**Input material:**
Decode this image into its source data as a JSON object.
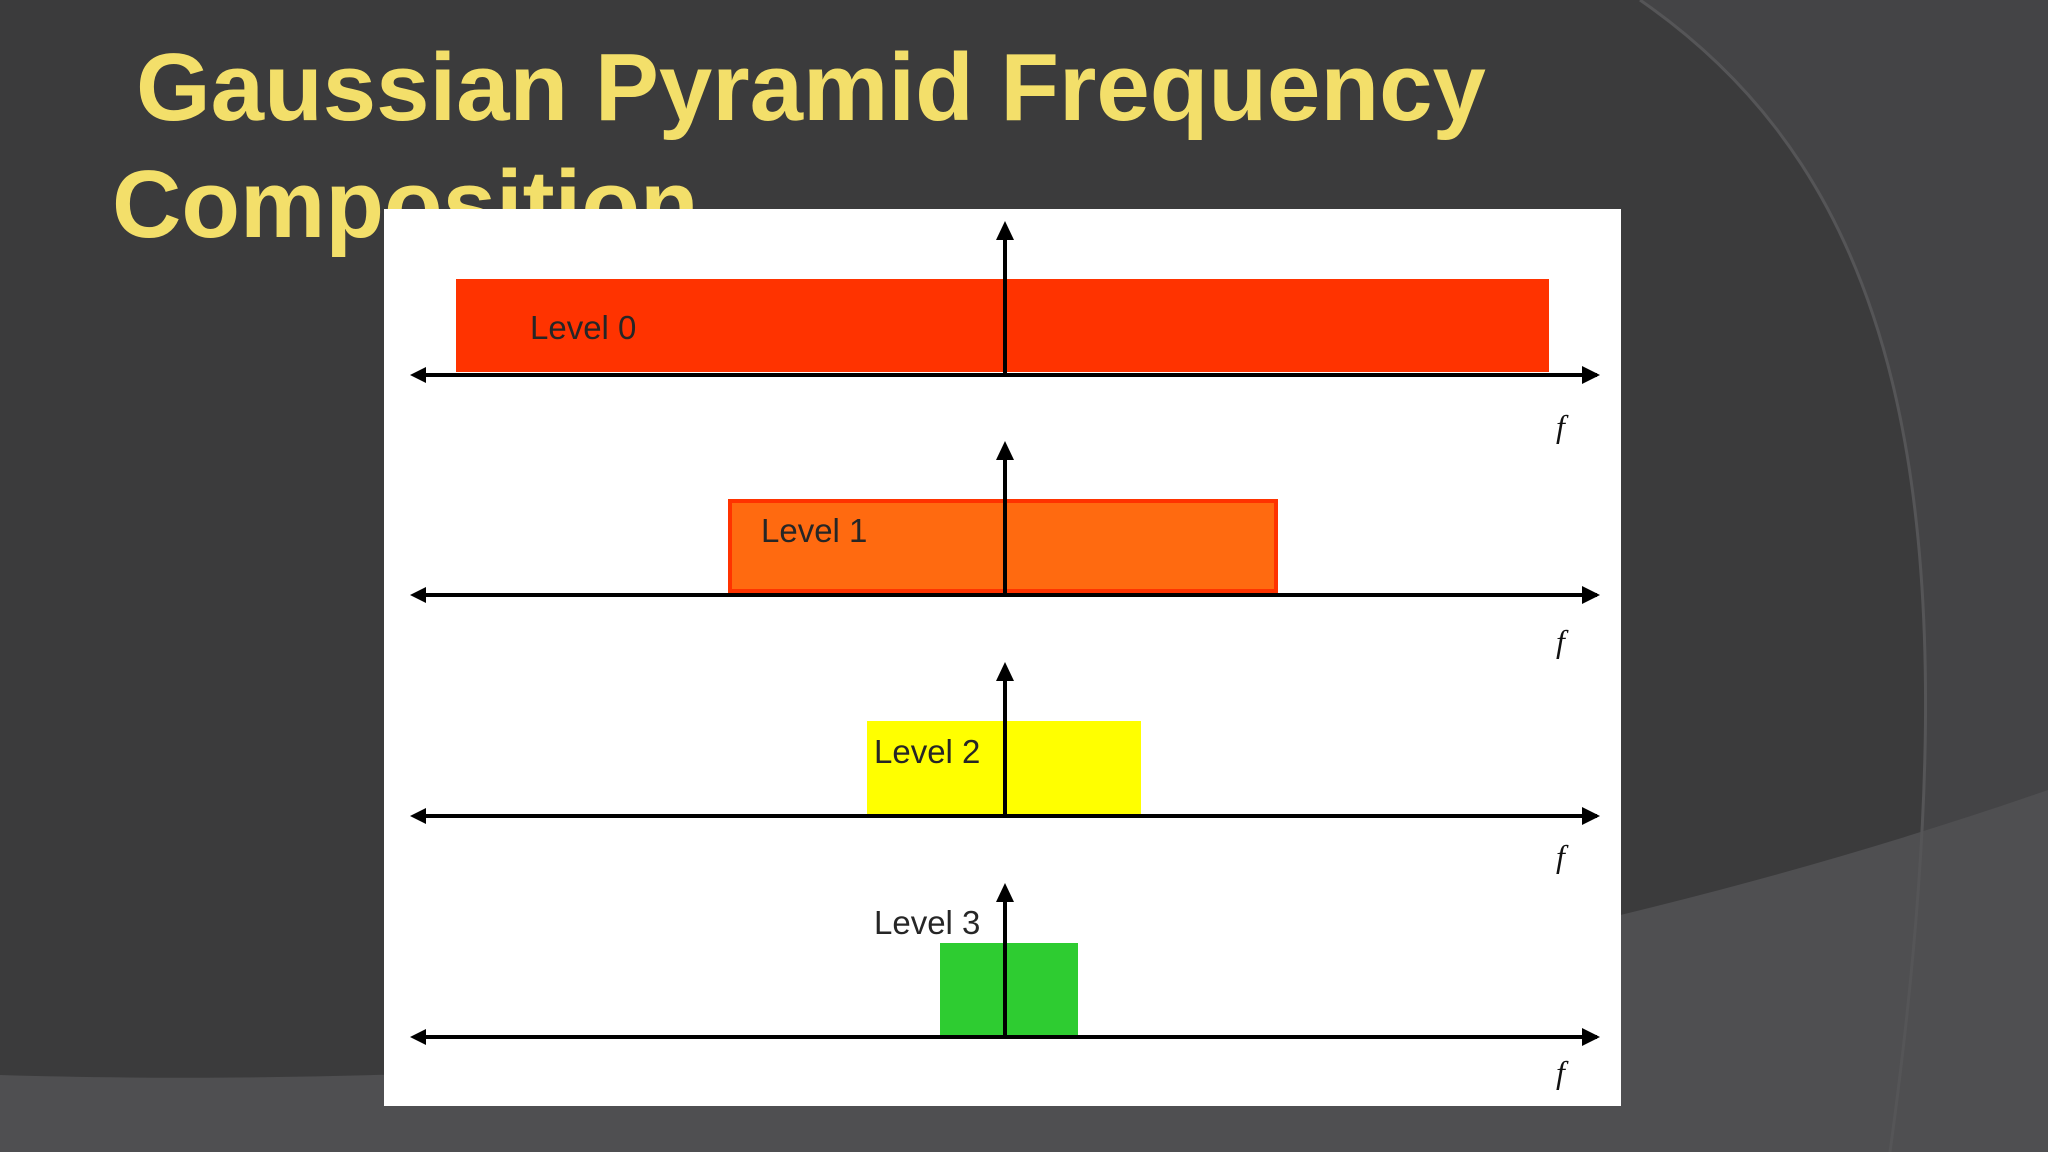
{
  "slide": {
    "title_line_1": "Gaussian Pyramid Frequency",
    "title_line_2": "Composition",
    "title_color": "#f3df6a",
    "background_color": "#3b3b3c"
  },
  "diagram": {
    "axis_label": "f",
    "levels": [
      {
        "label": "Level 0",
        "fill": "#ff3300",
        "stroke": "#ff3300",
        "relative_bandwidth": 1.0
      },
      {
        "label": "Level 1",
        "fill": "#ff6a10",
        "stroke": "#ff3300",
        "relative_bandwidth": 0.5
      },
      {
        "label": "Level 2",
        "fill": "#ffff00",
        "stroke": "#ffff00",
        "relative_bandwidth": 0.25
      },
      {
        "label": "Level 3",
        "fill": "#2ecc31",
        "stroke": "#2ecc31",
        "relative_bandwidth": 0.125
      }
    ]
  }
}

**Problem requirements:** Omit the pictures. Transcribe every record exactly.

**Solved problem:**
Decode this image into its source data as a JSON object.
{
  "slide": {
    "title_line_1": "Gaussian Pyramid Frequency",
    "title_line_2": "Composition",
    "title_color": "#f3df6a",
    "background_color": "#3b3b3c"
  },
  "diagram": {
    "axis_label": "f",
    "levels": [
      {
        "label": "Level 0",
        "fill": "#ff3300",
        "stroke": "#ff3300",
        "relative_bandwidth": 1.0
      },
      {
        "label": "Level 1",
        "fill": "#ff6a10",
        "stroke": "#ff3300",
        "relative_bandwidth": 0.5
      },
      {
        "label": "Level 2",
        "fill": "#ffff00",
        "stroke": "#ffff00",
        "relative_bandwidth": 0.25
      },
      {
        "label": "Level 3",
        "fill": "#2ecc31",
        "stroke": "#2ecc31",
        "relative_bandwidth": 0.125
      }
    ]
  }
}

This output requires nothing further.